-- START OF Material provided --
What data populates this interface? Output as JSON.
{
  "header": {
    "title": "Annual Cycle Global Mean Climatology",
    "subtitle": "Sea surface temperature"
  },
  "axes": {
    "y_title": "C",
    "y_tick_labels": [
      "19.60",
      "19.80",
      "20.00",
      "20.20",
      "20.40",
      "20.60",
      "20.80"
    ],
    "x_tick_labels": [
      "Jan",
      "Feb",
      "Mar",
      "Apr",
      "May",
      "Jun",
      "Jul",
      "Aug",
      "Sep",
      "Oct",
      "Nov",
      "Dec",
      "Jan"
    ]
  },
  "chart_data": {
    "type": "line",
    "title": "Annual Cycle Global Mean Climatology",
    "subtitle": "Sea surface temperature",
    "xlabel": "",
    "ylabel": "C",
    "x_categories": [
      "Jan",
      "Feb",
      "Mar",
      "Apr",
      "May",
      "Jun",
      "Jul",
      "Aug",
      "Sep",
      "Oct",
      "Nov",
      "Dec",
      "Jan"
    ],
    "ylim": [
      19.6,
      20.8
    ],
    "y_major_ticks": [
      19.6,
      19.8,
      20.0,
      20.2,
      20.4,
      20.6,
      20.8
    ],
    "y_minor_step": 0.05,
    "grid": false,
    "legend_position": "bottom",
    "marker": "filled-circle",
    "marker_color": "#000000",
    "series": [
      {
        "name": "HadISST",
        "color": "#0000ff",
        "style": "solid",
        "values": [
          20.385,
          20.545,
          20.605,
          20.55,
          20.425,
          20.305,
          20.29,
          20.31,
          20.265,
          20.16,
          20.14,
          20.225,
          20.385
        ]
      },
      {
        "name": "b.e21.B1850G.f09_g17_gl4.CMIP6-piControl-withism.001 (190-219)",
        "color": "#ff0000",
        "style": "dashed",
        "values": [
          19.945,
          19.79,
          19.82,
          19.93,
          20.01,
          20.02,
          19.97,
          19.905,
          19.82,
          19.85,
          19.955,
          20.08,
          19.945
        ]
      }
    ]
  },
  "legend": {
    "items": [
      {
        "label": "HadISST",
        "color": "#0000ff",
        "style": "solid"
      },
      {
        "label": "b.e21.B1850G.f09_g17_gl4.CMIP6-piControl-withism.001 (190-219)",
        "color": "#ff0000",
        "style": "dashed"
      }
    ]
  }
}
-- END OF Material provided --
Could you transcribe the records in full, exactly?

What data populates this interface? Output as JSON.
{
  "header": {
    "title": "Annual Cycle Global Mean Climatology",
    "subtitle": "Sea surface temperature"
  },
  "axes": {
    "y_title": "C",
    "y_tick_labels": [
      "19.60",
      "19.80",
      "20.00",
      "20.20",
      "20.40",
      "20.60",
      "20.80"
    ],
    "x_tick_labels": [
      "Jan",
      "Feb",
      "Mar",
      "Apr",
      "May",
      "Jun",
      "Jul",
      "Aug",
      "Sep",
      "Oct",
      "Nov",
      "Dec",
      "Jan"
    ]
  },
  "chart_data": {
    "type": "line",
    "title": "Annual Cycle Global Mean Climatology",
    "subtitle": "Sea surface temperature",
    "xlabel": "",
    "ylabel": "C",
    "x_categories": [
      "Jan",
      "Feb",
      "Mar",
      "Apr",
      "May",
      "Jun",
      "Jul",
      "Aug",
      "Sep",
      "Oct",
      "Nov",
      "Dec",
      "Jan"
    ],
    "ylim": [
      19.6,
      20.8
    ],
    "y_major_ticks": [
      19.6,
      19.8,
      20.0,
      20.2,
      20.4,
      20.6,
      20.8
    ],
    "y_minor_step": 0.05,
    "grid": false,
    "legend_position": "bottom",
    "marker": "filled-circle",
    "marker_color": "#000000",
    "series": [
      {
        "name": "HadISST",
        "color": "#0000ff",
        "style": "solid",
        "values": [
          20.385,
          20.545,
          20.605,
          20.55,
          20.425,
          20.305,
          20.29,
          20.31,
          20.265,
          20.16,
          20.14,
          20.225,
          20.385
        ]
      },
      {
        "name": "b.e21.B1850G.f09_g17_gl4.CMIP6-piControl-withism.001 (190-219)",
        "color": "#ff0000",
        "style": "dashed",
        "values": [
          19.945,
          19.79,
          19.82,
          19.93,
          20.01,
          20.02,
          19.97,
          19.905,
          19.82,
          19.85,
          19.955,
          20.08,
          19.945
        ]
      }
    ]
  },
  "legend": {
    "items": [
      {
        "label": "HadISST",
        "color": "#0000ff",
        "style": "solid"
      },
      {
        "label": "b.e21.B1850G.f09_g17_gl4.CMIP6-piControl-withism.001 (190-219)",
        "color": "#ff0000",
        "style": "dashed"
      }
    ]
  }
}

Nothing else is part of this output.